Filter these entries, keeping only lines that hold the word "安全上车到家了".

[Start DATASET EXCERPTS]

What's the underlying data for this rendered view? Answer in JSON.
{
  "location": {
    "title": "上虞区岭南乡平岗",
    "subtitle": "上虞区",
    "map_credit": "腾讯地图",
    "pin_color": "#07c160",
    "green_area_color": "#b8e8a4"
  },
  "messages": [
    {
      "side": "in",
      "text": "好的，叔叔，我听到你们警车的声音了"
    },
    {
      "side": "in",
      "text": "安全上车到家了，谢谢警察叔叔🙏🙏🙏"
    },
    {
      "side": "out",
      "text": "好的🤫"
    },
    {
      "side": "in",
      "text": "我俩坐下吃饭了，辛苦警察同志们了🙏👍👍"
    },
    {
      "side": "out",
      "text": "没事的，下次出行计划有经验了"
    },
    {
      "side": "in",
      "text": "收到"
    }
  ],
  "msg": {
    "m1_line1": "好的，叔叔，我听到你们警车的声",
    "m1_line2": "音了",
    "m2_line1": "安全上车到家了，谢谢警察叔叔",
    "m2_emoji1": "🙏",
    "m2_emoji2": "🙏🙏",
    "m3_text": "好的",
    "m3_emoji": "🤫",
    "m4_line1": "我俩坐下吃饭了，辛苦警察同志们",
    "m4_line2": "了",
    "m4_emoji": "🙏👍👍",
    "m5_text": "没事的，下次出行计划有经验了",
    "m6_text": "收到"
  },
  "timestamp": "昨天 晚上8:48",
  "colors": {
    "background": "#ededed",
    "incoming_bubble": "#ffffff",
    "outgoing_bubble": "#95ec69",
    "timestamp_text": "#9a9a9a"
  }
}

[End DATASET EXCERPTS]

**TASK OUTPUT**
      "text": "安全上车到家了，谢谢警察叔叔🙏🙏🙏"
    "m2_line1": "安全上车到家了，谢谢警察叔叔",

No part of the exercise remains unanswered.